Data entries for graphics
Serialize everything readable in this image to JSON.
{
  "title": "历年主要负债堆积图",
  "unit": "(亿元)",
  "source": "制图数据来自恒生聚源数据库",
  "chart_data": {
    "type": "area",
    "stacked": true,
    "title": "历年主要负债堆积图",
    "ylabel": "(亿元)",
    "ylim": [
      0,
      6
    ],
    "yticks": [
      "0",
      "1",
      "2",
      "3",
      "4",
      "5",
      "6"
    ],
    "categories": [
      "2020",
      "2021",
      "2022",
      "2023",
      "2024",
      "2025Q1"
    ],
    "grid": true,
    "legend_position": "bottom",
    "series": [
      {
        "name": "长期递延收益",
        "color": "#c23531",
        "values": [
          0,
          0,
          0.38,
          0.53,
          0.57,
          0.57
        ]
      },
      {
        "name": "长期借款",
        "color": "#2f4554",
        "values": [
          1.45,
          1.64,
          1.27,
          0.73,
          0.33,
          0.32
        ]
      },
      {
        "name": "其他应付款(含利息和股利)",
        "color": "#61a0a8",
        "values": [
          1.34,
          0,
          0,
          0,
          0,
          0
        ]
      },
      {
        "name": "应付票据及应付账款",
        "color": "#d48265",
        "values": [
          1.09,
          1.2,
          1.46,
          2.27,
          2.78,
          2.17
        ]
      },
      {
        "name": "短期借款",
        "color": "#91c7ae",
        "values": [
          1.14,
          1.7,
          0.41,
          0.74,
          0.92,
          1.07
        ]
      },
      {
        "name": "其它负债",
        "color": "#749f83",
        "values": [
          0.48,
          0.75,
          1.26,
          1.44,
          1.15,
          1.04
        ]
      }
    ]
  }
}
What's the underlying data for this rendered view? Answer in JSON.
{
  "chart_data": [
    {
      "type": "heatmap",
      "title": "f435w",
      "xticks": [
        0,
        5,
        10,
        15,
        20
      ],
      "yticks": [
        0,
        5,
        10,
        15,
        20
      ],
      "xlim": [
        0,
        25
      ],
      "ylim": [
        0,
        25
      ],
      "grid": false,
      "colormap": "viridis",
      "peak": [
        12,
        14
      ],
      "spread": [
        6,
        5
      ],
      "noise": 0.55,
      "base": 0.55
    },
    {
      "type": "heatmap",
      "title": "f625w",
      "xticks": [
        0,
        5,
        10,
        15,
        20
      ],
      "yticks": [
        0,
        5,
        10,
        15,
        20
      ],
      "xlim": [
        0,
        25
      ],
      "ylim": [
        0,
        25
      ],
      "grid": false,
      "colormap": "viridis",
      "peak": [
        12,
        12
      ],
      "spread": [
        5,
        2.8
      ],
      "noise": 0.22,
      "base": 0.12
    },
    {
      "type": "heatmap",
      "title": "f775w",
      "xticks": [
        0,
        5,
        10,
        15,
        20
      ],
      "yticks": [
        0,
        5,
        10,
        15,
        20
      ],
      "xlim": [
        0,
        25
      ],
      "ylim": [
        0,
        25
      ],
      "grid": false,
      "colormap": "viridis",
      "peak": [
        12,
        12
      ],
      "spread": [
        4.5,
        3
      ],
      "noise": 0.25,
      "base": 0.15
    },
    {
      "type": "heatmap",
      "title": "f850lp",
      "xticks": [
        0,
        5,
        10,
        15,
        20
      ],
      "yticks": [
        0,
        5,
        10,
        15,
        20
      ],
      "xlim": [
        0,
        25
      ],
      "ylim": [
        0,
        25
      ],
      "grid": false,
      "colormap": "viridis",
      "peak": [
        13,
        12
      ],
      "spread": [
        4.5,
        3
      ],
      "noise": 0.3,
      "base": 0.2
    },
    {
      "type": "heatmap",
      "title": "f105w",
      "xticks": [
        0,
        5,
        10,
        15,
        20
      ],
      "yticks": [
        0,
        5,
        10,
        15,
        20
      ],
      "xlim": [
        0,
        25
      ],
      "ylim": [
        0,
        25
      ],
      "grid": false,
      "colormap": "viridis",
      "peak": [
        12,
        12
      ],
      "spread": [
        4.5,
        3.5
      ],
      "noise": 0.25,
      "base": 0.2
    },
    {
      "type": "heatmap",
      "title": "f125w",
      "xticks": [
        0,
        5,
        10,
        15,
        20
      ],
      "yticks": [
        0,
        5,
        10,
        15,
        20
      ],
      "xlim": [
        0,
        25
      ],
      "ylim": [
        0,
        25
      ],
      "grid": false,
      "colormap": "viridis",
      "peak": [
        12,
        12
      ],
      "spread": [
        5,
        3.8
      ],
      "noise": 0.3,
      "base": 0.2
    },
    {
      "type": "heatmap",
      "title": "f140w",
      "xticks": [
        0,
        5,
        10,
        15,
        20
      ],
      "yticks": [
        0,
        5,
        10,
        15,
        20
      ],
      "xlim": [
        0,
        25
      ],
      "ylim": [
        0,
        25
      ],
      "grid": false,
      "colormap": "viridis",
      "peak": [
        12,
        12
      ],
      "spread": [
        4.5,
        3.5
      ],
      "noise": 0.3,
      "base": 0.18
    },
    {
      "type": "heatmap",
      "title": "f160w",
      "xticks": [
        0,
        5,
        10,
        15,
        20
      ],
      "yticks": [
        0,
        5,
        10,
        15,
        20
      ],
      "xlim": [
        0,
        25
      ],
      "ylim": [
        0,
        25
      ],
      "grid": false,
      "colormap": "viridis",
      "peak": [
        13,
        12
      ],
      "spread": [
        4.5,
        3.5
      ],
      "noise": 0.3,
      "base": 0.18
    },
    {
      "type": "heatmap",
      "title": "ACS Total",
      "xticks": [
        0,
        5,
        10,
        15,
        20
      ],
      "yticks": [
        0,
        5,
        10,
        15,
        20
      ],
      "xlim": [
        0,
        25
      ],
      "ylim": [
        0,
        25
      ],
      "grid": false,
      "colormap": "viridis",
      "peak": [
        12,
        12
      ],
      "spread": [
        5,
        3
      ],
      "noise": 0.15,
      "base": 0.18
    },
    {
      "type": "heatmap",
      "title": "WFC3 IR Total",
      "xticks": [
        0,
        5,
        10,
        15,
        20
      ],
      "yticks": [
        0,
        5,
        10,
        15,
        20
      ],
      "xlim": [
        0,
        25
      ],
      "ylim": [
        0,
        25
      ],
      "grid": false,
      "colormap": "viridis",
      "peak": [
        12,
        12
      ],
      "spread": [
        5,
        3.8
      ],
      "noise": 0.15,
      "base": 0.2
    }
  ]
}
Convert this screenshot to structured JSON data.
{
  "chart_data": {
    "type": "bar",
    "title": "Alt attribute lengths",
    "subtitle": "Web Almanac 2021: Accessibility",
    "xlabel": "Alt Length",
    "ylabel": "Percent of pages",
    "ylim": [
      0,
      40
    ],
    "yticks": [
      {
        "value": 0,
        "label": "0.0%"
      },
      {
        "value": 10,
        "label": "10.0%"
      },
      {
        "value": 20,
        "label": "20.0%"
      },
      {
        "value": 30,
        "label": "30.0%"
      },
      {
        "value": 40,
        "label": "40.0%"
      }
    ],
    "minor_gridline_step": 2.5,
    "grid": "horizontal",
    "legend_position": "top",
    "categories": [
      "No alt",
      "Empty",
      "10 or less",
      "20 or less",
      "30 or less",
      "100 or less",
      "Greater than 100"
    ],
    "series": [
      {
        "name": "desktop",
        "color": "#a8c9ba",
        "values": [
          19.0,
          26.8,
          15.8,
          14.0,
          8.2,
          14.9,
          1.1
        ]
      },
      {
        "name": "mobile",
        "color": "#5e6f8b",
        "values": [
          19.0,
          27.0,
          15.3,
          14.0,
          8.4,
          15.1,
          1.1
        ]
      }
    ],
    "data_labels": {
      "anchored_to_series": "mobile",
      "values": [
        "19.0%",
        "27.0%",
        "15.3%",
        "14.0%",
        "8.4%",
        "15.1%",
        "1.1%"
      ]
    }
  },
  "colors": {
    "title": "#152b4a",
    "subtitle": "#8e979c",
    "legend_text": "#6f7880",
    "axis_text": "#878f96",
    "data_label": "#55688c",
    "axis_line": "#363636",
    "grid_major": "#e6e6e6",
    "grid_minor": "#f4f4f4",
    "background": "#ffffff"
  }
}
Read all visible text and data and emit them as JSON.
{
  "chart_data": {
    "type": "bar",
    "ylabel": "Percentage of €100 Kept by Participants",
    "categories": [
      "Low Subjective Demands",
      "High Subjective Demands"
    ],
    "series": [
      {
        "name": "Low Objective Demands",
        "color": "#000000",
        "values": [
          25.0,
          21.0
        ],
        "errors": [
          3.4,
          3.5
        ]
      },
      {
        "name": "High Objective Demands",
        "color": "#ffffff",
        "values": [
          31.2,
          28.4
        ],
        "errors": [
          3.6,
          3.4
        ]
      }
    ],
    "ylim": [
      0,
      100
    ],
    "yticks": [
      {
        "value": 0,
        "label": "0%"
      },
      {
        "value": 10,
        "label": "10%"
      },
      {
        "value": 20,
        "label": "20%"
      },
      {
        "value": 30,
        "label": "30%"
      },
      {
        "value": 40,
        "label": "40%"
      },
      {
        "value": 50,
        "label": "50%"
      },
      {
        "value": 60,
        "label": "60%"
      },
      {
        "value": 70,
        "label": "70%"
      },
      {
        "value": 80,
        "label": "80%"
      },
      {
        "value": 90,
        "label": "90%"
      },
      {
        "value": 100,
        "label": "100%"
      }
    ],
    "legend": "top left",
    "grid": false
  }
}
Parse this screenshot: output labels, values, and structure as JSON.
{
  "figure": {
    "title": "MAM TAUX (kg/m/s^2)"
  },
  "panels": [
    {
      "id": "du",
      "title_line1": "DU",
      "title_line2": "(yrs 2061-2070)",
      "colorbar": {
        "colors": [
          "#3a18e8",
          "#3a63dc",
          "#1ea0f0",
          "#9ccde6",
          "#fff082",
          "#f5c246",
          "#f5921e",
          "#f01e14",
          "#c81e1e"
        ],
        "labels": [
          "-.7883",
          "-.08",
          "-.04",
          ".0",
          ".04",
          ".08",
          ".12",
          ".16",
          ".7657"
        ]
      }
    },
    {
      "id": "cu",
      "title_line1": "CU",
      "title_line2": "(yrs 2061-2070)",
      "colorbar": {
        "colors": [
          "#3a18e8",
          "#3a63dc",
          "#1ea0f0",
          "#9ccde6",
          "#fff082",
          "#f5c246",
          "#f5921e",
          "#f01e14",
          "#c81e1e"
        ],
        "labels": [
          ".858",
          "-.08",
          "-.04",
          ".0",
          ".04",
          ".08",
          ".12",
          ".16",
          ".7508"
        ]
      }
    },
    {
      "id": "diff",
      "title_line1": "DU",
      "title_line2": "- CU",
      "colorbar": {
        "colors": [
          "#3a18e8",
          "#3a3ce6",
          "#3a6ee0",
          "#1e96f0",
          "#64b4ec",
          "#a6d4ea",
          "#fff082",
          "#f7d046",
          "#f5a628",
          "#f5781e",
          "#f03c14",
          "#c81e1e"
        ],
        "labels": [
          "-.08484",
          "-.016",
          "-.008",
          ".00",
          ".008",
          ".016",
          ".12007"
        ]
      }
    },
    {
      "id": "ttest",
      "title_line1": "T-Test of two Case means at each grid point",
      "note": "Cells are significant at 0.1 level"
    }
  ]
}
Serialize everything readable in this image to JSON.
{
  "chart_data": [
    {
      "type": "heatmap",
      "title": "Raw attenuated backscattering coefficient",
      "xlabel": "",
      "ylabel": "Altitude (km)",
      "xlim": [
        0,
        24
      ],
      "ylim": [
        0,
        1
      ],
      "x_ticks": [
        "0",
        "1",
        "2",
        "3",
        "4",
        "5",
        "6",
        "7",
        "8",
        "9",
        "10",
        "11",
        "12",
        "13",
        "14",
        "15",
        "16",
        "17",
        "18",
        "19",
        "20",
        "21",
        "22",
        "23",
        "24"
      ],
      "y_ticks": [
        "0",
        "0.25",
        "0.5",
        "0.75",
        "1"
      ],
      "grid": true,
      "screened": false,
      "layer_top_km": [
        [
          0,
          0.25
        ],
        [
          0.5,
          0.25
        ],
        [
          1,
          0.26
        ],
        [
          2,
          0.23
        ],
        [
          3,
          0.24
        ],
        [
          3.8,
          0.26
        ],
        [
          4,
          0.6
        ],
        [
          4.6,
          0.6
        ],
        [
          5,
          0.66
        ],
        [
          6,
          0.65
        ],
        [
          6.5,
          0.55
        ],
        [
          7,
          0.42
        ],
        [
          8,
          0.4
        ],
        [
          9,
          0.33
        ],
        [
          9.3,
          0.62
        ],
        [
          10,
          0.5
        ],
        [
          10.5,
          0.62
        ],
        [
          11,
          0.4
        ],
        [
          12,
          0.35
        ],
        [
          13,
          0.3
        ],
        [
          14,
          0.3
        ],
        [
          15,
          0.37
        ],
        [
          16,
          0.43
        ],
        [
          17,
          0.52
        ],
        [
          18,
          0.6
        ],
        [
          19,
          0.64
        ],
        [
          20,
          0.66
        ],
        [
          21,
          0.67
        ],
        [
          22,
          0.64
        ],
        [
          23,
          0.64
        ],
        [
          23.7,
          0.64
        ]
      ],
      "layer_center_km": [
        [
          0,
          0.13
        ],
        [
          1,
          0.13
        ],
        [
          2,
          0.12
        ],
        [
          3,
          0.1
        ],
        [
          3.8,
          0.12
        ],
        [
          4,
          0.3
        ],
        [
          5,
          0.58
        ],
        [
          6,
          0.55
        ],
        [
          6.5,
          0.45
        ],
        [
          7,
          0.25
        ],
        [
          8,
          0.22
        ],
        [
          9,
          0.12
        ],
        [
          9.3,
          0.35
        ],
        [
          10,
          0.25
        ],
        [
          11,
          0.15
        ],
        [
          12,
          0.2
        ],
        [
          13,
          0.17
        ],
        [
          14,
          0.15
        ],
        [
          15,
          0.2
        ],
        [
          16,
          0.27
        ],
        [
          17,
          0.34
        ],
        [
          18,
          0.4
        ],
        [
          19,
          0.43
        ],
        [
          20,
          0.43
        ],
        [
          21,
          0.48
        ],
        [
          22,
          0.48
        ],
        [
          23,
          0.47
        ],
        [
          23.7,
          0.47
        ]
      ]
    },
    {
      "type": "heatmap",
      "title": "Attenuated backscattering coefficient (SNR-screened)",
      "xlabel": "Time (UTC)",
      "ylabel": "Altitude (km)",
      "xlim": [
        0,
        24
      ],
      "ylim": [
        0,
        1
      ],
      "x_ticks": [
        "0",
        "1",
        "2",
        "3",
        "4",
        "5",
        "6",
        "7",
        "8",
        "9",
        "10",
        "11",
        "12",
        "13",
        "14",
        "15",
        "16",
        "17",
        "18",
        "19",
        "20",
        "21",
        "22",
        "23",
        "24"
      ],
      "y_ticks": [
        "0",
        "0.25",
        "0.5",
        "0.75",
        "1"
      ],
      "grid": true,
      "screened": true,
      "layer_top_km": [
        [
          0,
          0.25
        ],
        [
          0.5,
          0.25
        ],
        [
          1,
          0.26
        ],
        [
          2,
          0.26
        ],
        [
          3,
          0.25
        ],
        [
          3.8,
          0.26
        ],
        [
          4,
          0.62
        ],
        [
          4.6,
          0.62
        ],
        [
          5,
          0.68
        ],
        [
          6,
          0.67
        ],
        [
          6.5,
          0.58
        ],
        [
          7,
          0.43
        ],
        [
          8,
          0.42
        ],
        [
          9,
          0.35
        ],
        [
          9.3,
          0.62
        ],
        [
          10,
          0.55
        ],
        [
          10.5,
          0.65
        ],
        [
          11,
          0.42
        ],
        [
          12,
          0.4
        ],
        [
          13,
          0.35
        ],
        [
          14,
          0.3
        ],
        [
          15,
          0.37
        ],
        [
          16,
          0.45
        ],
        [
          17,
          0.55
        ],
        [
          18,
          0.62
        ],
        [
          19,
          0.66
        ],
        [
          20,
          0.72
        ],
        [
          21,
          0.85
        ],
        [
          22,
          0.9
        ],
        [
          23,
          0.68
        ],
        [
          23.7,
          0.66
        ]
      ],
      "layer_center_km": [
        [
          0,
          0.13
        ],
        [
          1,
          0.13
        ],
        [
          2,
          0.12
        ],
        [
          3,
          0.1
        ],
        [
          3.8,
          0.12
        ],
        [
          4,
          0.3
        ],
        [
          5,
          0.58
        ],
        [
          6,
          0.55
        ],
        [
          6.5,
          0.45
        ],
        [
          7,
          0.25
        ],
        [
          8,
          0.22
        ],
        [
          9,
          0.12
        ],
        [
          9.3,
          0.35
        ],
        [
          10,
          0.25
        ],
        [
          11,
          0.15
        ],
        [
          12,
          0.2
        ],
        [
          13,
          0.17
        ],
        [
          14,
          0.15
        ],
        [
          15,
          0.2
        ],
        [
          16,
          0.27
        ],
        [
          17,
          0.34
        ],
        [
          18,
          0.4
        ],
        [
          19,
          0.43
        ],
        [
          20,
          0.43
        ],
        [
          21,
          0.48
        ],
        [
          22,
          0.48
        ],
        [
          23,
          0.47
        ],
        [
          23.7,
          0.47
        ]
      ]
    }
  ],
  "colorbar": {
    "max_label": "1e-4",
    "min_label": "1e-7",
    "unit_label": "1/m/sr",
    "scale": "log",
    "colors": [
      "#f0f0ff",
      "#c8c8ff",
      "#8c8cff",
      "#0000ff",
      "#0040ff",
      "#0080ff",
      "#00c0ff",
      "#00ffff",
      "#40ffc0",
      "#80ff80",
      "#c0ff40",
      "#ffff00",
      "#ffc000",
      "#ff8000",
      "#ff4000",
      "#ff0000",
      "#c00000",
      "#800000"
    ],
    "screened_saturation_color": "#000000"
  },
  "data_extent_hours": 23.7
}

Task to carry out
Find each line with the string "subtitle" and copy it out.

Response for this exercise
    "subtitle": "Web Almanac 2021: Accessibility",
    "subtitle": "#8e979c",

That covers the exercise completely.